── Exercise material ──

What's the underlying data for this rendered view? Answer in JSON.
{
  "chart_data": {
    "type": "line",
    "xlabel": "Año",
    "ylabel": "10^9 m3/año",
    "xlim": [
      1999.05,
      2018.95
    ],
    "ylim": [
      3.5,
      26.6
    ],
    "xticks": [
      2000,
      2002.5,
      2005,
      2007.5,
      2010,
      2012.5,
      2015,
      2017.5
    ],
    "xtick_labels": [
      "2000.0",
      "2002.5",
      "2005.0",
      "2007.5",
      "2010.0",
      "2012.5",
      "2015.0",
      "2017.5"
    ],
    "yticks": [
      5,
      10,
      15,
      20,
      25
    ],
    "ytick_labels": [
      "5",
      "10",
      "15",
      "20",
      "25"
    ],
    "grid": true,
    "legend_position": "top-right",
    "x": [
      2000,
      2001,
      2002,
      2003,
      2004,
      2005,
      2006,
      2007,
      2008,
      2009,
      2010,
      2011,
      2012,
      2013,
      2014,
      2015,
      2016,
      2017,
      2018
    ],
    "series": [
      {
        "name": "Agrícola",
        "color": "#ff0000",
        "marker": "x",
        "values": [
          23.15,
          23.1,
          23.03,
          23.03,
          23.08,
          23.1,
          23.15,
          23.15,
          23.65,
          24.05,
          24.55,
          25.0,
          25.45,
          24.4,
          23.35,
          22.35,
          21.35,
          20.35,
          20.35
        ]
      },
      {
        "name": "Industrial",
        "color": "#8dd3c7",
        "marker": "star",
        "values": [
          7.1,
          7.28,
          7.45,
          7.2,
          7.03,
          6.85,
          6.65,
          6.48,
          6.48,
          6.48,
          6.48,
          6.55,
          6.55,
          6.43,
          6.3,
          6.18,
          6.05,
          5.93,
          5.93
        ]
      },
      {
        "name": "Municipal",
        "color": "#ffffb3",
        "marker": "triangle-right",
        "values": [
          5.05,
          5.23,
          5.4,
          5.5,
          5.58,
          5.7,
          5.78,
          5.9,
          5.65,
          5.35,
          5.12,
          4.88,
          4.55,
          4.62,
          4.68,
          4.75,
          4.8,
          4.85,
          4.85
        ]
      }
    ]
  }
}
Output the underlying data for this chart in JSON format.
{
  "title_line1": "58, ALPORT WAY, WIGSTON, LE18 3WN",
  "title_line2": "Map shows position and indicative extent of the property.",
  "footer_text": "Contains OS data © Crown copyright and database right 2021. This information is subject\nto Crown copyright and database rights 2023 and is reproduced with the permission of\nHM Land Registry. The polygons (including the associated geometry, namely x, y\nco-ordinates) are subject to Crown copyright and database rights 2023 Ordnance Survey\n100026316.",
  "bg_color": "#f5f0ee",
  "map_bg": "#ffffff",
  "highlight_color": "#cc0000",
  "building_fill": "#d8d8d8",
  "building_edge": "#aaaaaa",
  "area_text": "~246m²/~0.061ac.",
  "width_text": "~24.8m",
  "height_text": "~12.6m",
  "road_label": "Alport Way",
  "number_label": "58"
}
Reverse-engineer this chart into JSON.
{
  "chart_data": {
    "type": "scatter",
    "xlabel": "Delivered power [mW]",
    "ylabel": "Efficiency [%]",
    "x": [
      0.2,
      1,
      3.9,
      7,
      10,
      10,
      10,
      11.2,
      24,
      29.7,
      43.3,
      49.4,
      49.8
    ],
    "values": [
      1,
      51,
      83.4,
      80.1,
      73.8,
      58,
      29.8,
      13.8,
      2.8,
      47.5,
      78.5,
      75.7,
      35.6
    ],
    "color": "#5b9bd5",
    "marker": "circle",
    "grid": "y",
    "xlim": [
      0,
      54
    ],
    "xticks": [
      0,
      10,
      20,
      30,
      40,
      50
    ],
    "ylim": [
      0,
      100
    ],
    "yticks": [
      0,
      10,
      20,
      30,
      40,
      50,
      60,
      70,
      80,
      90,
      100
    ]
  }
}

───

Problem to solve
Return exactly, and only, the line containing "Reverse-engineer this chart into JSON." and every line after it through the end of the material.

Task solution
Reverse-engineer this chart into JSON.
{
  "chart_data": {
    "type": "scatter",
    "xlabel": "Delivered power [mW]",
    "ylabel": "Efficiency [%]",
    "x": [
      0.2,
      1,
      3.9,
      7,
      10,
      10,
      10,
      11.2,
      24,
      29.7,
      43.3,
      49.4,
      49.8
    ],
    "values": [
      1,
      51,
      83.4,
      80.1,
      73.8,
      58,
      29.8,
      13.8,
      2.8,
      47.5,
      78.5,
      75.7,
      35.6
    ],
    "color": "#5b9bd5",
    "marker": "circle",
    "grid": "y",
    "xlim": [
      0,
      54
    ],
    "xticks": [
      0,
      10,
      20,
      30,
      40,
      50
    ],
    "ylim": [
      0,
      100
    ],
    "yticks": [
      0,
      10,
      20,
      30,
      40,
      50,
      60,
      70,
      80,
      90,
      100
    ]
  }
}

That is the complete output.